** begin Data rows **

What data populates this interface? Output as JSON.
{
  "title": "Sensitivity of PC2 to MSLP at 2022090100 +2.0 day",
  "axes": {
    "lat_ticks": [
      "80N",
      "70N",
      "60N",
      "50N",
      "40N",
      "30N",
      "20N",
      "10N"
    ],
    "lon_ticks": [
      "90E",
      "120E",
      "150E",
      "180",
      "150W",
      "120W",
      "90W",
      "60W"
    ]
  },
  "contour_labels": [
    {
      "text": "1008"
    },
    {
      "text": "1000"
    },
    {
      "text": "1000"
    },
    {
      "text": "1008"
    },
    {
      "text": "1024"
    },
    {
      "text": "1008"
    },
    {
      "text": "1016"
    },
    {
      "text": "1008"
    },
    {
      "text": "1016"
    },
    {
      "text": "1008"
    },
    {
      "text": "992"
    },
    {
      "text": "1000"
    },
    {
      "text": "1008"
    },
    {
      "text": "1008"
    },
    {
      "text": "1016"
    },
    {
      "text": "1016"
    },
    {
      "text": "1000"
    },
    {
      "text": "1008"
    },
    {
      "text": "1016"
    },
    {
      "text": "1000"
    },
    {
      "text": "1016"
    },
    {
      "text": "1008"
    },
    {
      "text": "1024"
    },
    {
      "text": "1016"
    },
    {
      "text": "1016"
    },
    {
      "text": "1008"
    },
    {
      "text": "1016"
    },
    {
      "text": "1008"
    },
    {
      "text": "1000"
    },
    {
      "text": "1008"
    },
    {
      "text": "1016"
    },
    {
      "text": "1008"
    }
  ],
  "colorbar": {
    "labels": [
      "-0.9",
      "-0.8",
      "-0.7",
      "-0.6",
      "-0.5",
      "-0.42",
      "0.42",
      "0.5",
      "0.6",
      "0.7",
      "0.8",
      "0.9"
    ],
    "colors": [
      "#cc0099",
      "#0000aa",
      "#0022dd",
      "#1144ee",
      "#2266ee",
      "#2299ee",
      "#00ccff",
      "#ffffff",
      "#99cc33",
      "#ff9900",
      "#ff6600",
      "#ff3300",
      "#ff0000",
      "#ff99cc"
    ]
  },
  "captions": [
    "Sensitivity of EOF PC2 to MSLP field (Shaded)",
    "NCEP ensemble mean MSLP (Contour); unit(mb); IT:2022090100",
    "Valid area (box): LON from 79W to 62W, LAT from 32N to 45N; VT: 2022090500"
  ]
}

** end Data rows **

Say how many lines in the records hold the string "MSLP", and say nothing else.

3